Print the complete set of entries exactly.
## Start Stored records
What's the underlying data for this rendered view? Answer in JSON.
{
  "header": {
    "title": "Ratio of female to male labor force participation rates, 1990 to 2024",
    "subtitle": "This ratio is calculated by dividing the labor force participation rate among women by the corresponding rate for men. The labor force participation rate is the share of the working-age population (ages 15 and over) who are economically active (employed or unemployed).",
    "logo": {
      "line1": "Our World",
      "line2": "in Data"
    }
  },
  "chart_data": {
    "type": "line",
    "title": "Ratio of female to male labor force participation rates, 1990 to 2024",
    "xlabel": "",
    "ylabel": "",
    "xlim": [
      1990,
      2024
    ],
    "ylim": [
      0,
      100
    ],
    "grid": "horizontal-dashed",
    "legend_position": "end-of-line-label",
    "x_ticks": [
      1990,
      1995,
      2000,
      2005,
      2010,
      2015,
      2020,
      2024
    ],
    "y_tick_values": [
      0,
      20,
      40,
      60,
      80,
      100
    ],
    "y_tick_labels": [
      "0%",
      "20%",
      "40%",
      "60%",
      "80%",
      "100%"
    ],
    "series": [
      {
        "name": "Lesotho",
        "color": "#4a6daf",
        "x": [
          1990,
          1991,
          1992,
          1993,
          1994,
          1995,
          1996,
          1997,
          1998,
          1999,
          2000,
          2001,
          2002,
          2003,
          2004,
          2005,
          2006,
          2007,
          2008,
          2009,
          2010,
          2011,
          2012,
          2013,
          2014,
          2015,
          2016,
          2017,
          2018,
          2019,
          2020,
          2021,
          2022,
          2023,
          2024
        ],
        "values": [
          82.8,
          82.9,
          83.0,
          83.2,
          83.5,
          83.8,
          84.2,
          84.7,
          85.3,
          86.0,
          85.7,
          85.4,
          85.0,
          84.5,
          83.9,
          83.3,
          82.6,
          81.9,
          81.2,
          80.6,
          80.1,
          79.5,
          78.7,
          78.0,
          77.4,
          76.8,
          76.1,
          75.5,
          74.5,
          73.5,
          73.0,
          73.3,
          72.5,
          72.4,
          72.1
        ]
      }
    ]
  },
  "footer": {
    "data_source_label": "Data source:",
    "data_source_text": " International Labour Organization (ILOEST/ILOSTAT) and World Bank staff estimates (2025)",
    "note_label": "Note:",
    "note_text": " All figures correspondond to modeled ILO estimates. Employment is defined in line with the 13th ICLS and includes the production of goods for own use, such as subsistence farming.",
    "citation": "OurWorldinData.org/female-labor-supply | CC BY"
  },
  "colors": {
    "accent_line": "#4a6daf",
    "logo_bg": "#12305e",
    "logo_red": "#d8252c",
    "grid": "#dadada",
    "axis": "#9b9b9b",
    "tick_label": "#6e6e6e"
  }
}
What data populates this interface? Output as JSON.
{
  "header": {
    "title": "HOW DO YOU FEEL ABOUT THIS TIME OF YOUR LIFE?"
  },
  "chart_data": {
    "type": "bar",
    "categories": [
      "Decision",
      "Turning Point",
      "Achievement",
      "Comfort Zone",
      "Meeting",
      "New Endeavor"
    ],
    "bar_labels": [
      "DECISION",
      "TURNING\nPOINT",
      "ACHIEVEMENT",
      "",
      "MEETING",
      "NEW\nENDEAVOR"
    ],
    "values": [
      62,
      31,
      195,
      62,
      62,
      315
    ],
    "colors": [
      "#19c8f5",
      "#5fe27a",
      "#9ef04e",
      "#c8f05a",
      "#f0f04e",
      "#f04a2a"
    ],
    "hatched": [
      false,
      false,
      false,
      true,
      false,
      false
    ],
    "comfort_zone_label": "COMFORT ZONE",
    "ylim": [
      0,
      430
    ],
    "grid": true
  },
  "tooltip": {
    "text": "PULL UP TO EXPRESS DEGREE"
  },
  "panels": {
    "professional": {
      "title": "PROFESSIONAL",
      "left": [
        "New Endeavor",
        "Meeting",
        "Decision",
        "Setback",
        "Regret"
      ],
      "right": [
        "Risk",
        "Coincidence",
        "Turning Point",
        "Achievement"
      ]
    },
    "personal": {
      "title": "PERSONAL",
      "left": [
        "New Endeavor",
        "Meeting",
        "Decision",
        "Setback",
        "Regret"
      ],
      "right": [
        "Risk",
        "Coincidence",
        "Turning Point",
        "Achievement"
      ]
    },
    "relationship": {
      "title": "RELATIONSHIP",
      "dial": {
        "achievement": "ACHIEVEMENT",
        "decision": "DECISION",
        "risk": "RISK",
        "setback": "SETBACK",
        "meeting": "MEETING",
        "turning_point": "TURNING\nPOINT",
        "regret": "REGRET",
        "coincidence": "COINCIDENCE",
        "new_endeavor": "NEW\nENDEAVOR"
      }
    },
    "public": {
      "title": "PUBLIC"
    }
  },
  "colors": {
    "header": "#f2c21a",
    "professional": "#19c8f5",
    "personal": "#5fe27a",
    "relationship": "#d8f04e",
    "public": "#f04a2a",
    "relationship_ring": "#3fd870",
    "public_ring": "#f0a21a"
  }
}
## End Stored records
● **Final result**
What's the underlying data for this rendered view? Answer in JSON.
{
  "header": {
    "title": "Ratio of female to male labor force participation rates, 1990 to 2024",
    "subtitle": "This ratio is calculated by dividing the labor force participation rate among women by the corresponding rate for men. The labor force participation rate is the share of the working-age population (ages 15 and over) who are economically active (employed or unemployed).",
    "logo": {
      "line1": "Our World",
      "line2": "in Data"
    }
  },
  "chart_data": {
    "type": "line",
    "title": "Ratio of female to male labor force participation rates, 1990 to 2024",
    "xlabel": "",
    "ylabel": "",
    "xlim": [
      1990,
      2024
    ],
    "ylim": [
      0,
      100
    ],
    "grid": "horizontal-dashed",
    "legend_position": "end-of-line-label",
    "x_ticks": [
      1990,
      1995,
      2000,
      2005,
      2010,
      2015,
      2020,
      2024
    ],
    "y_tick_values": [
      0,
      20,
      40,
      60,
      80,
      100
    ],
    "y_tick_labels": [
      "0%",
      "20%",
      "40%",
      "60%",
      "80%",
      "100%"
    ],
    "series": [
      {
        "name": "Lesotho",
        "color": "#4a6daf",
        "x": [
          1990,
          1991,
          1992,
          1993,
          1994,
          1995,
          1996,
          1997,
          1998,
          1999,
          2000,
          2001,
          2002,
          2003,
          2004,
          2005,
          2006,
          2007,
          2008,
          2009,
          2010,
          2011,
          2012,
          2013,
          2014,
          2015,
          2016,
          2017,
          2018,
          2019,
          2020,
          2021,
          2022,
          2023,
          2024
        ],
        "values": [
          82.8,
          82.9,
          83.0,
          83.2,
          83.5,
          83.8,
          84.2,
          84.7,
          85.3,
          86.0,
          85.7,
          85.4,
          85.0,
          84.5,
          83.9,
          83.3,
          82.6,
          81.9,
          81.2,
          80.6,
          80.1,
          79.5,
          78.7,
          78.0,
          77.4,
          76.8,
          76.1,
          75.5,
          74.5,
          73.5,
          73.0,
          73.3,
          72.5,
          72.4,
          72.1
        ]
      }
    ]
  },
  "footer": {
    "data_source_label": "Data source:",
    "data_source_text": " International Labour Organization (ILOEST/ILOSTAT) and World Bank staff estimates (2025)",
    "note_label": "Note:",
    "note_text": " All figures correspondond to modeled ILO estimates. Employment is defined in line with the 13th ICLS and includes the production of goods for own use, such as subsistence farming.",
    "citation": "OurWorldinData.org/female-labor-supply | CC BY"
  },
  "colors": {
    "accent_line": "#4a6daf",
    "logo_bg": "#12305e",
    "logo_red": "#d8252c",
    "grid": "#dadada",
    "axis": "#9b9b9b",
    "tick_label": "#6e6e6e"
  }
}
What data populates this interface? Output as JSON.
{
  "header": {
    "title": "HOW DO YOU FEEL ABOUT THIS TIME OF YOUR LIFE?"
  },
  "chart_data": {
    "type": "bar",
    "categories": [
      "Decision",
      "Turning Point",
      "Achievement",
      "Comfort Zone",
      "Meeting",
      "New Endeavor"
    ],
    "bar_labels": [
      "DECISION",
      "TURNING\nPOINT",
      "ACHIEVEMENT",
      "",
      "MEETING",
      "NEW\nENDEAVOR"
    ],
    "values": [
      62,
      31,
      195,
      62,
      62,
      315
    ],
    "colors": [
      "#19c8f5",
      "#5fe27a",
      "#9ef04e",
      "#c8f05a",
      "#f0f04e",
      "#f04a2a"
    ],
    "hatched": [
      false,
      false,
      false,
      true,
      false,
      false
    ],
    "comfort_zone_label": "COMFORT ZONE",
    "ylim": [
      0,
      430
    ],
    "grid": true
  },
  "tooltip": {
    "text": "PULL UP TO EXPRESS DEGREE"
  },
  "panels": {
    "professional": {
      "title": "PROFESSIONAL",
      "left": [
        "New Endeavor",
        "Meeting",
        "Decision",
        "Setback",
        "Regret"
      ],
      "right": [
        "Risk",
        "Coincidence",
        "Turning Point",
        "Achievement"
      ]
    },
    "personal": {
      "title": "PERSONAL",
      "left": [
        "New Endeavor",
        "Meeting",
        "Decision",
        "Setback",
        "Regret"
      ],
      "right": [
        "Risk",
        "Coincidence",
        "Turning Point",
        "Achievement"
      ]
    },
    "relationship": {
      "title": "RELATIONSHIP",
      "dial": {
        "achievement": "ACHIEVEMENT",
        "decision": "DECISION",
        "risk": "RISK",
        "setback": "SETBACK",
        "meeting": "MEETING",
        "turning_point": "TURNING\nPOINT",
        "regret": "REGRET",
        "coincidence": "COINCIDENCE",
        "new_endeavor": "NEW\nENDEAVOR"
      }
    },
    "public": {
      "title": "PUBLIC"
    }
  },
  "colors": {
    "header": "#f2c21a",
    "professional": "#19c8f5",
    "personal": "#5fe27a",
    "relationship": "#d8f04e",
    "public": "#f04a2a",
    "relationship_ring": "#3fd870",
    "public_ring": "#f0a21a"
  }
}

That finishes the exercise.